-------- Dataset excerpts --------
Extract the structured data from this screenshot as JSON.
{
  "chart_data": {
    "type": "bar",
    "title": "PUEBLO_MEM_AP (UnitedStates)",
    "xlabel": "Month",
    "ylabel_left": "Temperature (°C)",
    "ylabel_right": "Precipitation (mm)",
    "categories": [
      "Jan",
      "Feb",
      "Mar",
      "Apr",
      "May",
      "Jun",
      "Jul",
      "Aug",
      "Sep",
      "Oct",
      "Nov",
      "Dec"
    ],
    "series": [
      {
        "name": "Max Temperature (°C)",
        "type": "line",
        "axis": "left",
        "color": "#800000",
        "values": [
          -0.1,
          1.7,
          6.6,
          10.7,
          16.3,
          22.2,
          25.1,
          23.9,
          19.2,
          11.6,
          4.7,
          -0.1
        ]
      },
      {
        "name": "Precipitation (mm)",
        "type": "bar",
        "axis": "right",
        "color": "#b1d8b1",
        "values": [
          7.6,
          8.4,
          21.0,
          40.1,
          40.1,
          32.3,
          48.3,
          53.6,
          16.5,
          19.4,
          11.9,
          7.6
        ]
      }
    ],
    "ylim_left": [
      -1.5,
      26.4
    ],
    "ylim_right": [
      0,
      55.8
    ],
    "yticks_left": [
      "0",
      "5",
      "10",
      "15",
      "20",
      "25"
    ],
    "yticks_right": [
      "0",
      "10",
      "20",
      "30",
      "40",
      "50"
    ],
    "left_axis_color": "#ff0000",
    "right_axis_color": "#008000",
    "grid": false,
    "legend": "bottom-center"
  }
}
--------
» To be done
Using the entries above, return each line that includes the word "name".

» Exercise output
        "name": "Max Temperature (°C)",
        "name": "Precipitation (mm)",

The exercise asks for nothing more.